▸ Directions:
Set out every line of the items below as a Markdown table with a Row column for the line number and an Entry column for the line, leaving out blank lines.

▸ Material for the task:

—————

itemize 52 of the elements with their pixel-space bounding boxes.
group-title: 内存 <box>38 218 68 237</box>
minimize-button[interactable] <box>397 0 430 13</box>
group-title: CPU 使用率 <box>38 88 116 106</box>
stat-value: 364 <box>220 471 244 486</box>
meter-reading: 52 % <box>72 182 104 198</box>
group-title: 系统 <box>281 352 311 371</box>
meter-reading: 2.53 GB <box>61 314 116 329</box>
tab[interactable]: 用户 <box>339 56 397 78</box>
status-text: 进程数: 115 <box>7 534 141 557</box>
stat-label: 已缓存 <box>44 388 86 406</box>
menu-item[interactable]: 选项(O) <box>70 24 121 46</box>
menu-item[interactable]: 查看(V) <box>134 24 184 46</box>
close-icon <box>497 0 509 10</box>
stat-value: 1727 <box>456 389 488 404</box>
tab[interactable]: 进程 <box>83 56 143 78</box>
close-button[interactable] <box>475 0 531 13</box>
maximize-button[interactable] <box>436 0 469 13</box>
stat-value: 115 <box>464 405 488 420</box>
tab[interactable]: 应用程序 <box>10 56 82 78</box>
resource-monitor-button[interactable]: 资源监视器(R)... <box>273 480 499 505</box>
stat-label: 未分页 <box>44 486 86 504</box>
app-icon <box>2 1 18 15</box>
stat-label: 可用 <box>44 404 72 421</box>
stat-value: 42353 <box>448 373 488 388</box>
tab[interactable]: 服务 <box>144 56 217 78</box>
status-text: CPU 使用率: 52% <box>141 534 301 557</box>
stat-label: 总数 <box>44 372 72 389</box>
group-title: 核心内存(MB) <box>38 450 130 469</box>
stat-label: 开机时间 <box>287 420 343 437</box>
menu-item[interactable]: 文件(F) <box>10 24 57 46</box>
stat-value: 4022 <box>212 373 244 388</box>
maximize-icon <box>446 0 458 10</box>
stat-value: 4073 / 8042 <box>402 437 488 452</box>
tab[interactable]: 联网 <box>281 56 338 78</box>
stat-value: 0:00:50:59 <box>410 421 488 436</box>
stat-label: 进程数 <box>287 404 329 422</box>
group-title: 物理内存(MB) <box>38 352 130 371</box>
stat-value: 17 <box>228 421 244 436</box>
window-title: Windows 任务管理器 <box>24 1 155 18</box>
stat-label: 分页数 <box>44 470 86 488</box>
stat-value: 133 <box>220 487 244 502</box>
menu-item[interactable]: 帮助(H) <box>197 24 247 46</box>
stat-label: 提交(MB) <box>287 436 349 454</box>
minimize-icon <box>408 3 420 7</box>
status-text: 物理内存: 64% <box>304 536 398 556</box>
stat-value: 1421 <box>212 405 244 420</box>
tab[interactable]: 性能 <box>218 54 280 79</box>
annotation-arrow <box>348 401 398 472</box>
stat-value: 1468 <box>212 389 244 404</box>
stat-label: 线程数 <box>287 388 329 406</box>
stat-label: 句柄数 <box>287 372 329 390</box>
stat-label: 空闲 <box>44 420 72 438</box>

—————

▸ Finished answer:
| Row | Entry |
|---|---|
| 1 | itemize 52 of the elements with their pixel-space bounding boxes. |
| 2 | group-title: 内存 <box>38 218 68 237</box> |
| 3 | minimize-button[interactable] <box>397 0 430 13</box> |
| 4 | group-title: CPU 使用率 <box>38 88 116 106</box> |
| 5 | stat-value: 364 <box>220 471 244 486</box> |
| 6 | meter-reading: 52 % <box>72 182 104 198</box> |
| 7 | group-title: 系统 <box>281 352 311 371</box> |
| 8 | meter-reading: 2.53 GB <box>61 314 116 329</box> |
| 9 | tab[interactable]: 用户 <box>339 56 397 78</box> |
| 10 | status-text: 进程数: 115 <box>7 534 141 557</box> |
| 11 | stat-label: 已缓存 <box>44 388 86 406</box> |
| 12 | menu-item[interactable]: 选项(O) <box>70 24 121 46</box> |
| 13 | menu-item[interactable]: 查看(V) <box>134 24 184 46</box> |
| 14 | close-icon <box>497 0 509 10</box> |
| 15 | stat-value: 1727 <box>456 389 488 404</box> |
| 16 | tab[interactable]: 进程 <box>83 56 143 78</box> |
| 17 | close-button[interactable] <box>475 0 531 13</box> |
| 18 | maximize-button[interactable] <box>436 0 469 13</box> |
| 19 | stat-value: 115 <box>464 405 488 420</box> |
| 20 | tab[interactable]: 应用程序 <box>10 56 82 78</box> |
| 21 | resource-monitor-button[interactable]: 资源监视器(R)... <box>273 480 499 505</box> |
| 22 | stat-label: 未分页 <box>44 486 86 504</box> |
| 23 | app-icon <box>2 1 18 15</box> |
| 24 | stat-label: 可用 <box>44 404 72 421</box> |
| 25 | stat-value: 42353 <box>448 373 488 388</box> |
| 26 | tab[interactable]: 服务 <box>144 56 217 78</box> |
| 27 | status-text: CPU 使用率: 52% <box>141 534 301 557</box> |
| 28 | stat-label: 总数 <box>44 372 72 389</box> |
| 29 | group-title: 核心内存(MB) <box>38 450 130 469</box> |
| 30 | stat-label: 开机时间 <box>287 420 343 437</box> |
| 31 | menu-item[interactable]: 文件(F) <box>10 24 57 46</box> |
| 32 | stat-value: 4022 <box>212 373 244 388</box> |
| 33 | maximize-icon <box>446 0 458 10</box> |
| 34 | stat-value: 4073 / 8042 <box>402 437 488 452</box> |
| 35 | tab[interactable]: 联网 <box>281 56 338 78</box> |
| 36 | stat-value: 0:00:50:59 <box>410 421 488 436</box> |
| 37 | stat-label: 进程数 <box>287 404 329 422</box> |
| 38 | group-title: 物理内存(MB) <box>38 352 130 371</box> |
| 39 | stat-value: 17 <box>228 421 244 436</box> |
| 40 | window-title: Windows 任务管理器 <box>24 1 155 18</box> |
| 41 | stat-label: 分页数 <box>44 470 86 488</box> |
| 42 | stat-value: 133 <box>220 487 244 502</box> |
| 43 | menu-item[interactable]: 帮助(H) <box>197 24 247 46</box> |
| 44 | stat-label: 提交(MB) <box>287 436 349 454</box> |
| 45 | minimize-icon <box>408 3 420 7</box> |
| 46 | status-text: 物理内存: 64% <box>304 536 398 556</box> |
| 47 | stat-value: 1421 <box>212 405 244 420</box> |
| 48 | tab[interactable]: 性能 <box>218 54 280 79</box> |
| 49 | annotation-arrow <box>348 401 398 472</box> |
| 50 | stat-value: 1468 <box>212 389 244 404</box> |
| 51 | stat-label: 线程数 <box>287 388 329 406</box> |
| 52 | stat-label: 句柄数 <box>287 372 329 390</box> |
| 53 | stat-label: 空闲 <box>44 420 72 438</box> |